___ INPUT MATERIAL

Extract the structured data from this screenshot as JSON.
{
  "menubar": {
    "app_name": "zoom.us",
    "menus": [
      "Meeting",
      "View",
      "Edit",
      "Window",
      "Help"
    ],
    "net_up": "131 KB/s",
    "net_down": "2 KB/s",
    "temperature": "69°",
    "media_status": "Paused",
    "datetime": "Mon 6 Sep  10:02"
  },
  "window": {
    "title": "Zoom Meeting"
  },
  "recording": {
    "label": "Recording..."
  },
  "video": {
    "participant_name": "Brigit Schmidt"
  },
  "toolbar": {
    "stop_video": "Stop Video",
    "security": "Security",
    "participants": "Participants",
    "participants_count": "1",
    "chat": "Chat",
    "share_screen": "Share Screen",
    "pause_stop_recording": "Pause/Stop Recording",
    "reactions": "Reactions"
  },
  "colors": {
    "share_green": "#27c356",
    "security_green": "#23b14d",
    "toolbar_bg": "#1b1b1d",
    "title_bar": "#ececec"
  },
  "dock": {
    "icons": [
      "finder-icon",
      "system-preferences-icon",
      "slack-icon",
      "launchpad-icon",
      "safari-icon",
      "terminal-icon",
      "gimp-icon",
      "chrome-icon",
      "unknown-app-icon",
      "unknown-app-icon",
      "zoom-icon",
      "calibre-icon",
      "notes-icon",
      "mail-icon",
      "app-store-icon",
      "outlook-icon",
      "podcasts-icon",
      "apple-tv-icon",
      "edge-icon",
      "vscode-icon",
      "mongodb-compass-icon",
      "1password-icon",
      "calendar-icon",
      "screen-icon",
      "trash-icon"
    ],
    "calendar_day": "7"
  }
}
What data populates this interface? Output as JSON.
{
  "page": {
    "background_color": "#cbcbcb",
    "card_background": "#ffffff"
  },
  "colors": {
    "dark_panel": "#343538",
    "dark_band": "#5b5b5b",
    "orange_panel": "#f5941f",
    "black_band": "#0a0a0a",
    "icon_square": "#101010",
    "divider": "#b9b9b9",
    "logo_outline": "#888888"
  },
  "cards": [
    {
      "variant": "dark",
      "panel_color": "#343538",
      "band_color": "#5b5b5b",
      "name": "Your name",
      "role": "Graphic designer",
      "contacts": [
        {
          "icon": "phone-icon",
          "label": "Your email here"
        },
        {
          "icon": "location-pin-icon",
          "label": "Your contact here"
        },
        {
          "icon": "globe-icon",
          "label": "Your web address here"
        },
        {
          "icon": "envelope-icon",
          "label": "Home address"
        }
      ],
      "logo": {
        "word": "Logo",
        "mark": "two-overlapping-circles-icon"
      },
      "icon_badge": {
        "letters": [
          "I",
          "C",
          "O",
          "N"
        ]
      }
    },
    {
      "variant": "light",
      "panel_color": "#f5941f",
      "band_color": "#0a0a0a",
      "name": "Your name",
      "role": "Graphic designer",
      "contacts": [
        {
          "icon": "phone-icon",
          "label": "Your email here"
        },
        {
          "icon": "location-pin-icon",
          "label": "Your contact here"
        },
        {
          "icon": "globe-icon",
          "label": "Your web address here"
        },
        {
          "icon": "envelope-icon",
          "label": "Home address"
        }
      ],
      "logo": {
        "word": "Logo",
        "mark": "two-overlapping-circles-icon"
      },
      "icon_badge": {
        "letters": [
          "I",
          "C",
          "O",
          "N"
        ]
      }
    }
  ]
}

______

### [THE PROBLEM]
Exactly as written above, please repeat the entries.

### [WRITTEN REPLY]
Extract the structured data from this screenshot as JSON.
{
  "menubar": {
    "app_name": "zoom.us",
    "menus": [
      "Meeting",
      "View",
      "Edit",
      "Window",
      "Help"
    ],
    "net_up": "131 KB/s",
    "net_down": "2 KB/s",
    "temperature": "69°",
    "media_status": "Paused",
    "datetime": "Mon 6 Sep  10:02"
  },
  "window": {
    "title": "Zoom Meeting"
  },
  "recording": {
    "label": "Recording..."
  },
  "video": {
    "participant_name": "Brigit Schmidt"
  },
  "toolbar": {
    "stop_video": "Stop Video",
    "security": "Security",
    "participants": "Participants",
    "participants_count": "1",
    "chat": "Chat",
    "share_screen": "Share Screen",
    "pause_stop_recording": "Pause/Stop Recording",
    "reactions": "Reactions"
  },
  "colors": {
    "share_green": "#27c356",
    "security_green": "#23b14d",
    "toolbar_bg": "#1b1b1d",
    "title_bar": "#ececec"
  },
  "dock": {
    "icons": [
      "finder-icon",
      "system-preferences-icon",
      "slack-icon",
      "launchpad-icon",
      "safari-icon",
      "terminal-icon",
      "gimp-icon",
      "chrome-icon",
      "unknown-app-icon",
      "unknown-app-icon",
      "zoom-icon",
      "calibre-icon",
      "notes-icon",
      "mail-icon",
      "app-store-icon",
      "outlook-icon",
      "podcasts-icon",
      "apple-tv-icon",
      "edge-icon",
      "vscode-icon",
      "mongodb-compass-icon",
      "1password-icon",
      "calendar-icon",
      "screen-icon",
      "trash-icon"
    ],
    "calendar_day": "7"
  }
}
What data populates this interface? Output as JSON.
{
  "page": {
    "background_color": "#cbcbcb",
    "card_background": "#ffffff"
  },
  "colors": {
    "dark_panel": "#343538",
    "dark_band": "#5b5b5b",
    "orange_panel": "#f5941f",
    "black_band": "#0a0a0a",
    "icon_square": "#101010",
    "divider": "#b9b9b9",
    "logo_outline": "#888888"
  },
  "cards": [
    {
      "variant": "dark",
      "panel_color": "#343538",
      "band_color": "#5b5b5b",
      "name": "Your name",
      "role": "Graphic designer",
      "contacts": [
        {
          "icon": "phone-icon",
          "label": "Your email here"
        },
        {
          "icon": "location-pin-icon",
          "label": "Your contact here"
        },
        {
          "icon": "globe-icon",
          "label": "Your web address here"
        },
        {
          "icon": "envelope-icon",
          "label": "Home address"
        }
      ],
      "logo": {
        "word": "Logo",
        "mark": "two-overlapping-circles-icon"
      },
      "icon_badge": {
        "letters": [
          "I",
          "C",
          "O",
          "N"
        ]
      }
    },
    {
      "variant": "light",
      "panel_color": "#f5941f",
      "band_color": "#0a0a0a",
      "name": "Your name",
      "role": "Graphic designer",
      "contacts": [
        {
          "icon": "phone-icon",
          "label": "Your email here"
        },
        {
          "icon": "location-pin-icon",
          "label": "Your contact here"
        },
        {
          "icon": "globe-icon",
          "label": "Your web address here"
        },
        {
          "icon": "envelope-icon",
          "label": "Home address"
        }
      ],
      "logo": {
        "word": "Logo",
        "mark": "two-overlapping-circles-icon"
      },
      "icon_badge": {
        "letters": [
          "I",
          "C",
          "O",
          "N"
        ]
      }
    }
  ]
}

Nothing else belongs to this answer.